> Exercise objective: What you return should match every record exactly, with the images removed.

>> Begin Provided entries

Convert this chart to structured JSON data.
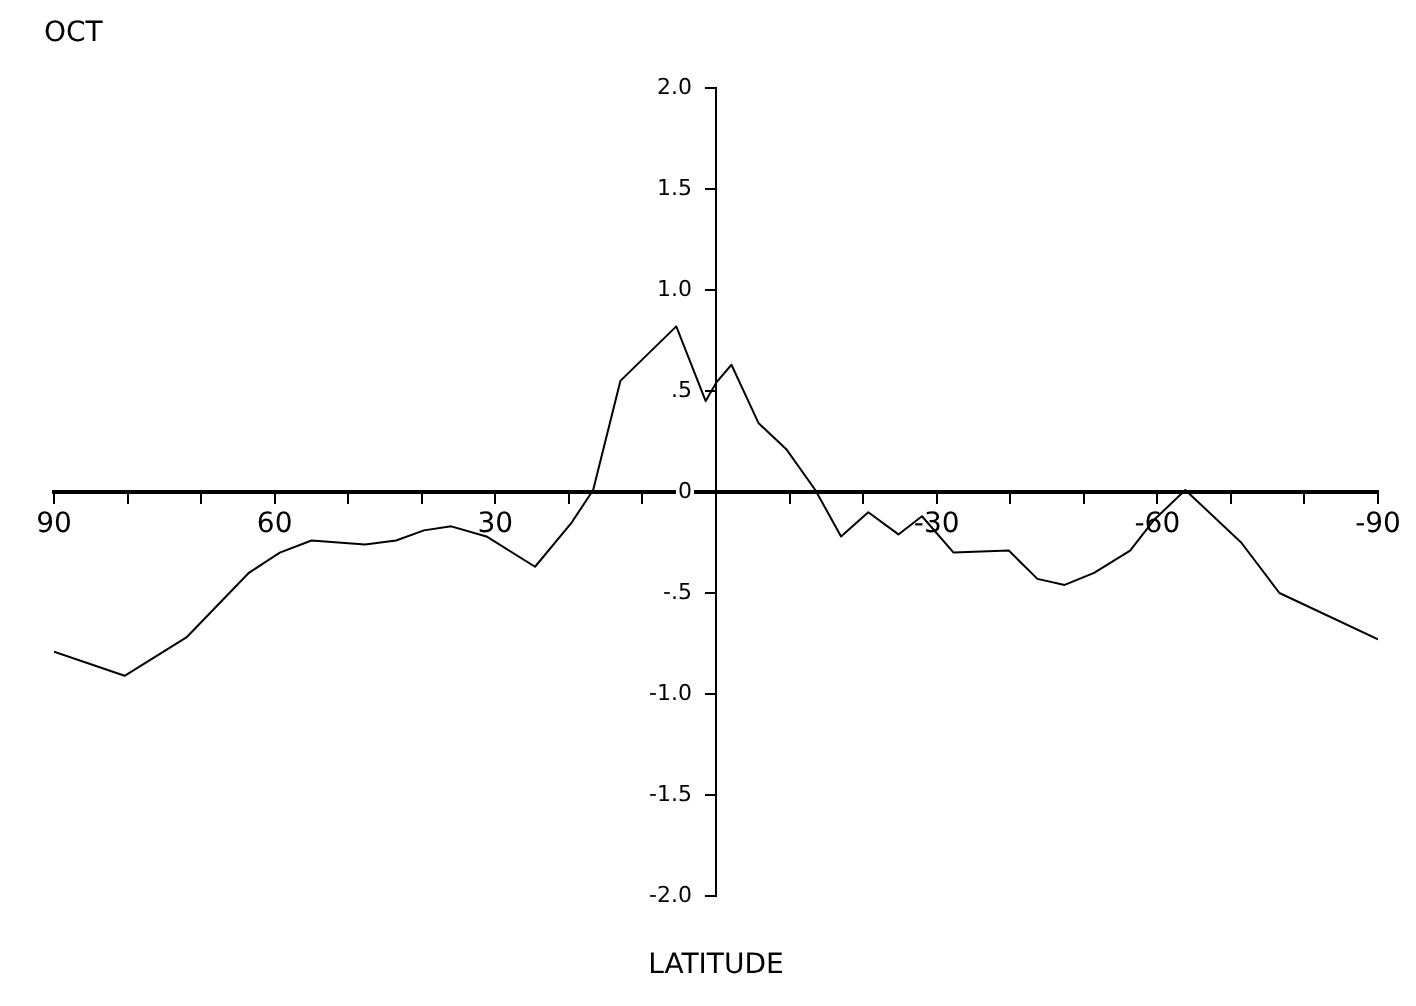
{
  "chart_data": {
    "type": "line",
    "title": "OCT",
    "xlabel": "LATITUDE",
    "x": [
      90,
      80.4,
      72,
      63.5,
      59.3,
      55,
      47.7,
      43.5,
      39.7,
      36,
      31.2,
      24.6,
      19.6,
      16.7,
      13,
      5.4,
      1.4,
      0,
      -2.1,
      -5.8,
      -9.6,
      -13.5,
      -17,
      -20.7,
      -24.8,
      -28,
      -32.3,
      -39.8,
      -43.7,
      -47.4,
      -51.4,
      -56.3,
      -59.5,
      -63.8,
      -71.4,
      -76.6,
      -90
    ],
    "series": [
      {
        "color": "#000000",
        "values": [
          -0.79,
          -0.91,
          -0.72,
          -0.4,
          -0.3,
          -0.24,
          -0.26,
          -0.24,
          -0.19,
          -0.17,
          -0.22,
          -0.37,
          -0.15,
          0.01,
          0.55,
          0.82,
          0.45,
          0.54,
          0.63,
          0.34,
          0.21,
          0.01,
          -0.22,
          -0.1,
          -0.21,
          -0.12,
          -0.3,
          -0.29,
          -0.43,
          -0.46,
          -0.4,
          -0.29,
          -0.14,
          0.01,
          -0.25,
          -0.5,
          -0.73
        ]
      }
    ],
    "xlim": [
      90,
      -90
    ],
    "xticks": [
      90,
      {
        "value": 80,
        "label": null
      },
      {
        "value": 70,
        "label": null
      },
      60,
      {
        "value": 50,
        "label": null
      },
      {
        "value": 40,
        "label": null
      },
      30,
      {
        "value": 20,
        "label": null
      },
      {
        "value": 10,
        "label": null
      },
      {
        "value": 0,
        "label": null
      },
      {
        "value": -10,
        "label": null
      },
      {
        "value": -20,
        "label": null
      },
      -30,
      {
        "value": -40,
        "label": null
      },
      {
        "value": -50,
        "label": null
      },
      -60,
      {
        "value": -70,
        "label": null
      },
      {
        "value": -80,
        "label": null
      },
      -90
    ],
    "ylim": [
      -2,
      2
    ],
    "yticks": [
      {
        "value": 2,
        "label": "2.0"
      },
      1.5,
      {
        "value": 1,
        "label": "1.0"
      },
      {
        "value": 0.5,
        "label": ".5"
      },
      0,
      {
        "value": -0.5,
        "label": "-.5"
      },
      {
        "value": -1,
        "label": "-1.0"
      },
      -1.5,
      {
        "value": -2,
        "label": "-2.0"
      }
    ],
    "grid": false,
    "legend": false
  }
}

>> End Provided entries

> Expected answer:
Convert this chart to structured JSON data.
{
  "chart_data": {
    "type": "line",
    "title": "OCT",
    "xlabel": "LATITUDE",
    "x": [
      90,
      80.4,
      72,
      63.5,
      59.3,
      55,
      47.7,
      43.5,
      39.7,
      36,
      31.2,
      24.6,
      19.6,
      16.7,
      13,
      5.4,
      1.4,
      0,
      -2.1,
      -5.8,
      -9.6,
      -13.5,
      -17,
      -20.7,
      -24.8,
      -28,
      -32.3,
      -39.8,
      -43.7,
      -47.4,
      -51.4,
      -56.3,
      -59.5,
      -63.8,
      -71.4,
      -76.6,
      -90
    ],
    "series": [
      {
        "color": "#000000",
        "values": [
          -0.79,
          -0.91,
          -0.72,
          -0.4,
          -0.3,
          -0.24,
          -0.26,
          -0.24,
          -0.19,
          -0.17,
          -0.22,
          -0.37,
          -0.15,
          0.01,
          0.55,
          0.82,
          0.45,
          0.54,
          0.63,
          0.34,
          0.21,
          0.01,
          -0.22,
          -0.1,
          -0.21,
          -0.12,
          -0.3,
          -0.29,
          -0.43,
          -0.46,
          -0.4,
          -0.29,
          -0.14,
          0.01,
          -0.25,
          -0.5,
          -0.73
        ]
      }
    ],
    "xlim": [
      90,
      -90
    ],
    "xticks": [
      90,
      {
        "value": 80,
        "label": null
      },
      {
        "value": 70,
        "label": null
      },
      60,
      {
        "value": 50,
        "label": null
      },
      {
        "value": 40,
        "label": null
      },
      30,
      {
        "value": 20,
        "label": null
      },
      {
        "value": 10,
        "label": null
      },
      {
        "value": 0,
        "label": null
      },
      {
        "value": -10,
        "label": null
      },
      {
        "value": -20,
        "label": null
      },
      -30,
      {
        "value": -40,
        "label": null
      },
      {
        "value": -50,
        "label": null
      },
      -60,
      {
        "value": -70,
        "label": null
      },
      {
        "value": -80,
        "label": null
      },
      -90
    ],
    "ylim": [
      -2,
      2
    ],
    "yticks": [
      {
        "value": 2,
        "label": "2.0"
      },
      1.5,
      {
        "value": 1,
        "label": "1.0"
      },
      {
        "value": 0.5,
        "label": ".5"
      },
      0,
      {
        "value": -0.5,
        "label": "-.5"
      },
      {
        "value": -1,
        "label": "-1.0"
      },
      -1.5,
      {
        "value": -2,
        "label": "-2.0"
      }
    ],
    "grid": false,
    "legend": false
  }
}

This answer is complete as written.